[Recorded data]
====

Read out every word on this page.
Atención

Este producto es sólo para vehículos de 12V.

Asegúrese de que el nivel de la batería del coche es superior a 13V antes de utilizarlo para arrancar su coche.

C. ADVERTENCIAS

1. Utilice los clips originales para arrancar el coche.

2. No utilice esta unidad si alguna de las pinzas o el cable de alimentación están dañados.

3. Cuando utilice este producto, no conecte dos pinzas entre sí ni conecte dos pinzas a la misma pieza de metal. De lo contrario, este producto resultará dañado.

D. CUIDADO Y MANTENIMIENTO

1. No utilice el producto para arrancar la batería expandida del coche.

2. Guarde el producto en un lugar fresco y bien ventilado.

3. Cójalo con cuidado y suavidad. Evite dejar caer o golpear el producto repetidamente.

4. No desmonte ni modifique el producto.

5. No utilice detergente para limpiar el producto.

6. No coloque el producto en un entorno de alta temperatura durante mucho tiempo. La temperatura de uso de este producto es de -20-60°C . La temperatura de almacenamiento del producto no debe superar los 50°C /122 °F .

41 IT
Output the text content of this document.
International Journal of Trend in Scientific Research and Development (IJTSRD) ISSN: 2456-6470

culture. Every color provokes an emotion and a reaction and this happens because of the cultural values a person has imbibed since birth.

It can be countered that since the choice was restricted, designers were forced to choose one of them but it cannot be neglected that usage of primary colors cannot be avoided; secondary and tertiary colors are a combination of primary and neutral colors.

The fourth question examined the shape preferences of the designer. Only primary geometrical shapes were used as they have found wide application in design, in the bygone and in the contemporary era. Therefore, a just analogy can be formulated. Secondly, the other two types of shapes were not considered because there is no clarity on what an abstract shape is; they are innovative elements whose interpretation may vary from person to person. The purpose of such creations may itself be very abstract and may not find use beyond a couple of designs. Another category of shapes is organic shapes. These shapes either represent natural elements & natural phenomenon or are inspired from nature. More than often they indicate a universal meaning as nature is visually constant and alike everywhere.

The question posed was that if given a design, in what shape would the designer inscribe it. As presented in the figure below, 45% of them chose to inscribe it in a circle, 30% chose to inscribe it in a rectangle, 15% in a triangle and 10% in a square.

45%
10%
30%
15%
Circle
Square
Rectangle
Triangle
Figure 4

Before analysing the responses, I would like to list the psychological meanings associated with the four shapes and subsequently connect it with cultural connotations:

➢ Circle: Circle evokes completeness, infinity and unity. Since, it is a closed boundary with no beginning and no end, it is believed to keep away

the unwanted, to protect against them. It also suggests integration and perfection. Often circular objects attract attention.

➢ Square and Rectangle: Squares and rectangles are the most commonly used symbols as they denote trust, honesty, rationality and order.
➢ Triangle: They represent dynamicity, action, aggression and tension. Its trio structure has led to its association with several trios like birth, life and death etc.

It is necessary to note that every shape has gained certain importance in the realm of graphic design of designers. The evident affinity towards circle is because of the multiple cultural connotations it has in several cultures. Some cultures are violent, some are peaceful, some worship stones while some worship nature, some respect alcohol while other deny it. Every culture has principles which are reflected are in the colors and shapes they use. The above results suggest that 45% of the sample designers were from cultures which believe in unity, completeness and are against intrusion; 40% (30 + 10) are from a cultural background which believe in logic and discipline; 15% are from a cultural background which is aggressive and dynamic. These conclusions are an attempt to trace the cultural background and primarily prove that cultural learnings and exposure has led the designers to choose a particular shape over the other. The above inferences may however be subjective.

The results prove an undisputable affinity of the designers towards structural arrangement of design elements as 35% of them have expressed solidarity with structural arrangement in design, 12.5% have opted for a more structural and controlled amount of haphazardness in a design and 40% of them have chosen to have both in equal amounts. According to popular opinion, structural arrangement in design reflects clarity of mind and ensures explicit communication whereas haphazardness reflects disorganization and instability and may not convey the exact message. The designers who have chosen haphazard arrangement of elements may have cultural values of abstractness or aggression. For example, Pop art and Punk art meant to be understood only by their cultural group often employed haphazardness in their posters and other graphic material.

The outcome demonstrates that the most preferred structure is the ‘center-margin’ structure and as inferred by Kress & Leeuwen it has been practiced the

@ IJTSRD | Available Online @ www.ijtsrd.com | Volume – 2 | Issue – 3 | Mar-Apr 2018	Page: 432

====

■ Requirement
Exactly as shown, repeat every record.

■ Solution to this task
Read out every word on this page.
Atención

Este producto es sólo para vehículos de 12V.

Asegúrese de que el nivel de la batería del coche es superior a 13V antes de utilizarlo para arrancar su coche.

C. ADVERTENCIAS

1. Utilice los clips originales para arrancar el coche.

2. No utilice esta unidad si alguna de las pinzas o el cable de alimentación están dañados.

3. Cuando utilice este producto, no conecte dos pinzas entre sí ni conecte dos pinzas a la misma pieza de metal. De lo contrario, este producto resultará dañado.

D. CUIDADO Y MANTENIMIENTO

1. No utilice el producto para arrancar la batería expandida del coche.

2. Guarde el producto en un lugar fresco y bien ventilado.

3. Cójalo con cuidado y suavidad. Evite dejar caer o golpear el producto repetidamente.

4. No desmonte ni modifique el producto.

5. No utilice detergente para limpiar el producto.

6. No coloque el producto en un entorno de alta temperatura durante mucho tiempo. La temperatura de uso de este producto es de -20-60°C . La temperatura de almacenamiento del producto no debe superar los 50°C /122 °F .

41 IT
Output the text content of this document.
International Journal of Trend in Scientific Research and Development (IJTSRD) ISSN: 2456-6470

culture. Every color provokes an emotion and a reaction and this happens because of the cultural values a person has imbibed since birth.

It can be countered that since the choice was restricted, designers were forced to choose one of them but it cannot be neglected that usage of primary colors cannot be avoided; secondary and tertiary colors are a combination of primary and neutral colors.

The fourth question examined the shape preferences of the designer. Only primary geometrical shapes were used as they have found wide application in design, in the bygone and in the contemporary era. Therefore, a just analogy can be formulated. Secondly, the other two types of shapes were not considered because there is no clarity on what an abstract shape is; they are innovative elements whose interpretation may vary from person to person. The purpose of such creations may itself be very abstract and may not find use beyond a couple of designs. Another category of shapes is organic shapes. These shapes either represent natural elements & natural phenomenon or are inspired from nature. More than often they indicate a universal meaning as nature is visually constant and alike everywhere.

The question posed was that if given a design, in what shape would the designer inscribe it. As presented in the figure below, 45% of them chose to inscribe it in a circle, 30% chose to inscribe it in a rectangle, 15% in a triangle and 10% in a square.

45%
10%
30%
15%
Circle
Square
Rectangle
Triangle
Figure 4

Before analysing the responses, I would like to list the psychological meanings associated with the four shapes and subsequently connect it with cultural connotations:

➢ Circle: Circle evokes completeness, infinity and unity. Since, it is a closed boundary with no beginning and no end, it is believed to keep away

the unwanted, to protect against them. It also suggests integration and perfection. Often circular objects attract attention.

➢ Square and Rectangle: Squares and rectangles are the most commonly used symbols as they denote trust, honesty, rationality and order.
➢ Triangle: They represent dynamicity, action, aggression and tension. Its trio structure has led to its association with several trios like birth, life and death etc.

It is necessary to note that every shape has gained certain importance in the realm of graphic design of designers. The evident affinity towards circle is because of the multiple cultural connotations it has in several cultures. Some cultures are violent, some are peaceful, some worship stones while some worship nature, some respect alcohol while other deny it. Every culture has principles which are reflected are in the colors and shapes they use. The above results suggest that 45% of the sample designers were from cultures which believe in unity, completeness and are against intrusion; 40% (30 + 10) are from a cultural background which believe in logic and discipline; 15% are from a cultural background which is aggressive and dynamic. These conclusions are an attempt to trace the cultural background and primarily prove that cultural learnings and exposure has led the designers to choose a particular shape over the other. The above inferences may however be subjective.

The results prove an undisputable affinity of the designers towards structural arrangement of design elements as 35% of them have expressed solidarity with structural arrangement in design, 12.5% have opted for a more structural and controlled amount of haphazardness in a design and 40% of them have chosen to have both in equal amounts. According to popular opinion, structural arrangement in design reflects clarity of mind and ensures explicit communication whereas haphazardness reflects disorganization and instability and may not convey the exact message. The designers who have chosen haphazard arrangement of elements may have cultural values of abstractness or aggression. For example, Pop art and Punk art meant to be understood only by their cultural group often employed haphazardness in their posters and other graphic material.

The outcome demonstrates that the most preferred structure is the ‘center-margin’ structure and as inferred by Kress & Leeuwen it has been practiced the

@ IJTSRD | Available Online @ www.ijtsrd.com | Volume – 2 | Issue – 3 | Mar-Apr 2018	Page: 432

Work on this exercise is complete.